**Exercise brief**
Find how many lines in the material hold the word "relative", then state that number and nothing more.
— BEGIN Records shown —
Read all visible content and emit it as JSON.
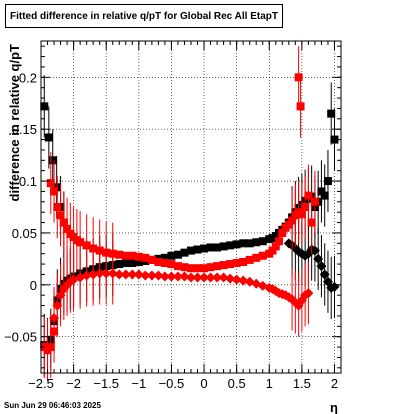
{
  "chart_data": {
    "type": "scatter",
    "title": "Fitted difference in relative q/pT for Global Rec All EtapT",
    "xlabel": "η",
    "ylabel": "difference in relative q/pT",
    "xlim": [
      -2.5,
      2.1
    ],
    "ylim": [
      -0.085,
      0.235
    ],
    "x_ticks": [
      -2.5,
      -2,
      -1.5,
      -1,
      -0.5,
      0,
      0.5,
      1,
      1.5,
      2
    ],
    "x_tick_labels": [
      "−2.5",
      "−2",
      "−1.5",
      "−1",
      "−0.5",
      "0",
      "0.5",
      "1",
      "1.5",
      "2"
    ],
    "y_ticks": [
      -0.05,
      0,
      0.05,
      0.1,
      0.15,
      0.2
    ],
    "y_tick_labels": [
      "−0.05",
      "0",
      "0.05",
      "0.1",
      "0.15",
      "0.2"
    ],
    "grid": true,
    "datestamp": "Sun Jun 29 06:46:03 2025",
    "series": [
      {
        "color": "#000000",
        "marker": "square",
        "points": [
          [
            -2.45,
            0.172
          ],
          [
            -2.38,
            0.142
          ],
          [
            -2.32,
            0.12
          ],
          [
            -2.26,
            0.094
          ],
          [
            -2.2,
            0.075
          ],
          [
            -2.15,
            0.06
          ],
          [
            -2.45,
            -0.058
          ],
          [
            -2.4,
            -0.062
          ],
          [
            -2.35,
            -0.053
          ],
          [
            -2.3,
            -0.035
          ],
          [
            -2.25,
            -0.015
          ],
          [
            -2.2,
            -0.004
          ],
          [
            -2.15,
            0.001
          ],
          [
            -2.1,
            0.004
          ],
          [
            -2.05,
            0.006
          ],
          [
            -2.0,
            0.008
          ],
          [
            -1.9,
            0.011
          ],
          [
            -1.8,
            0.013
          ],
          [
            -1.7,
            0.015
          ],
          [
            -1.6,
            0.017
          ],
          [
            -1.5,
            0.018
          ],
          [
            -1.4,
            0.019
          ],
          [
            -1.3,
            0.02
          ],
          [
            -1.2,
            0.021
          ],
          [
            -1.1,
            0.021
          ],
          [
            -1.0,
            0.022
          ],
          [
            -0.9,
            0.023
          ],
          [
            -0.8,
            0.024
          ],
          [
            -0.7,
            0.025
          ],
          [
            -0.6,
            0.026
          ],
          [
            -0.5,
            0.028
          ],
          [
            -0.4,
            0.029
          ],
          [
            -0.3,
            0.031
          ],
          [
            -0.2,
            0.033
          ],
          [
            -0.1,
            0.034
          ],
          [
            0.0,
            0.035
          ],
          [
            0.1,
            0.036
          ],
          [
            0.2,
            0.036
          ],
          [
            0.3,
            0.037
          ],
          [
            0.4,
            0.038
          ],
          [
            0.5,
            0.039
          ],
          [
            0.6,
            0.04
          ],
          [
            0.7,
            0.04
          ],
          [
            0.8,
            0.041
          ],
          [
            0.9,
            0.042
          ],
          [
            1.0,
            0.044
          ],
          [
            1.05,
            0.045
          ],
          [
            1.1,
            0.047
          ],
          [
            1.15,
            0.05
          ],
          [
            1.2,
            0.053
          ],
          [
            1.25,
            0.056
          ],
          [
            1.3,
            0.06
          ],
          [
            1.35,
            0.065
          ],
          [
            1.4,
            0.07
          ],
          [
            1.45,
            0.074
          ],
          [
            1.5,
            0.077
          ],
          [
            1.55,
            0.081
          ],
          [
            1.6,
            0.083
          ],
          [
            1.65,
            0.085
          ],
          [
            1.7,
            0.075
          ],
          [
            1.75,
            0.08
          ],
          [
            1.8,
            0.09
          ],
          [
            1.85,
            0.086
          ],
          [
            1.9,
            0.1
          ],
          [
            1.95,
            0.165
          ],
          [
            2.0,
            0.14
          ]
        ]
      },
      {
        "color": "#000000",
        "marker": "diamond",
        "points": [
          [
            1.3,
            0.04
          ],
          [
            1.35,
            0.038
          ],
          [
            1.4,
            0.035
          ],
          [
            1.45,
            0.032
          ],
          [
            1.5,
            0.03
          ],
          [
            1.55,
            0.028
          ],
          [
            1.6,
            0.03
          ],
          [
            1.65,
            0.034
          ],
          [
            1.7,
            0.033
          ],
          [
            1.75,
            0.025
          ],
          [
            1.8,
            0.018
          ],
          [
            1.85,
            0.01
          ],
          [
            1.9,
            0.003
          ],
          [
            1.95,
            -0.003
          ],
          [
            2.0,
            -0.002
          ]
        ]
      },
      {
        "color": "#ff0000",
        "marker": "square",
        "points": [
          [
            -2.45,
            -0.06
          ],
          [
            -2.4,
            -0.063
          ],
          [
            -2.35,
            -0.06
          ],
          [
            -2.3,
            -0.045
          ],
          [
            -2.35,
            0.098
          ],
          [
            -2.3,
            0.09
          ],
          [
            -2.25,
            0.075
          ],
          [
            -2.2,
            0.067
          ],
          [
            -2.15,
            0.06
          ],
          [
            -2.1,
            0.054
          ],
          [
            -2.05,
            0.049
          ],
          [
            -2.0,
            0.046
          ],
          [
            -1.95,
            0.043
          ],
          [
            -1.9,
            0.041
          ],
          [
            -1.8,
            0.038
          ],
          [
            -1.7,
            0.035
          ],
          [
            -1.6,
            0.033
          ],
          [
            -1.5,
            0.031
          ],
          [
            -1.4,
            0.03
          ],
          [
            -1.3,
            0.029
          ],
          [
            -1.2,
            0.028
          ],
          [
            -1.1,
            0.028
          ],
          [
            -1.0,
            0.027
          ],
          [
            -0.9,
            0.026
          ],
          [
            -0.8,
            0.024
          ],
          [
            -0.7,
            0.022
          ],
          [
            -0.6,
            0.021
          ],
          [
            -0.5,
            0.02
          ],
          [
            -0.4,
            0.018
          ],
          [
            -0.3,
            0.017
          ],
          [
            -0.2,
            0.016
          ],
          [
            -0.1,
            0.016
          ],
          [
            0.0,
            0.016
          ],
          [
            0.1,
            0.017
          ],
          [
            0.2,
            0.018
          ],
          [
            0.3,
            0.019
          ],
          [
            0.4,
            0.02
          ],
          [
            0.5,
            0.021
          ],
          [
            0.6,
            0.022
          ],
          [
            0.7,
            0.024
          ],
          [
            0.8,
            0.026
          ],
          [
            0.9,
            0.028
          ],
          [
            1.0,
            0.03
          ],
          [
            1.05,
            0.033
          ],
          [
            1.1,
            0.037
          ],
          [
            1.15,
            0.042
          ],
          [
            1.2,
            0.05
          ],
          [
            1.25,
            0.055
          ],
          [
            1.3,
            0.058
          ],
          [
            1.35,
            0.062
          ],
          [
            1.4,
            0.067
          ],
          [
            1.45,
            0.07
          ],
          [
            1.5,
            0.068
          ],
          [
            1.55,
            0.075
          ],
          [
            1.6,
            0.086
          ],
          [
            1.65,
            0.06
          ],
          [
            1.7,
            0.08
          ],
          [
            1.45,
            0.2
          ],
          [
            1.48,
            0.172
          ]
        ]
      },
      {
        "color": "#ff0000",
        "marker": "diamond",
        "points": [
          [
            -2.3,
            -0.032
          ],
          [
            -2.25,
            -0.02
          ],
          [
            -2.2,
            -0.01
          ],
          [
            -2.15,
            -0.004
          ],
          [
            -2.1,
            0.0
          ],
          [
            -2.05,
            0.003
          ],
          [
            -2.0,
            0.005
          ],
          [
            -1.9,
            0.007
          ],
          [
            -1.8,
            0.009
          ],
          [
            -1.7,
            0.01
          ],
          [
            -1.6,
            0.011
          ],
          [
            -1.5,
            0.011
          ],
          [
            -1.4,
            0.011
          ],
          [
            -1.3,
            0.01
          ],
          [
            -1.2,
            0.01
          ],
          [
            -1.1,
            0.01
          ],
          [
            -1.0,
            0.01
          ],
          [
            -0.9,
            0.009
          ],
          [
            -0.8,
            0.009
          ],
          [
            -0.7,
            0.009
          ],
          [
            -0.6,
            0.008
          ],
          [
            -0.5,
            0.008
          ],
          [
            -0.4,
            0.008
          ],
          [
            -0.3,
            0.008
          ],
          [
            -0.2,
            0.007
          ],
          [
            -0.1,
            0.007
          ],
          [
            0.0,
            0.007
          ],
          [
            0.1,
            0.007
          ],
          [
            0.2,
            0.007
          ],
          [
            0.3,
            0.007
          ],
          [
            0.4,
            0.006
          ],
          [
            0.5,
            0.005
          ],
          [
            0.6,
            0.004
          ],
          [
            0.7,
            0.003
          ],
          [
            0.8,
            0.001
          ],
          [
            0.9,
            -0.001
          ],
          [
            1.0,
            -0.003
          ],
          [
            1.05,
            -0.004
          ],
          [
            1.1,
            -0.006
          ],
          [
            1.15,
            -0.008
          ],
          [
            1.2,
            -0.009
          ],
          [
            1.25,
            -0.01
          ],
          [
            1.3,
            -0.012
          ],
          [
            1.35,
            -0.014
          ],
          [
            1.4,
            -0.017
          ],
          [
            1.45,
            -0.02
          ],
          [
            1.5,
            -0.015
          ],
          [
            1.55,
            -0.01
          ],
          [
            1.6,
            -0.008
          ]
        ]
      }
    ]
  }
}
— END Records shown —
**Exercise result**
2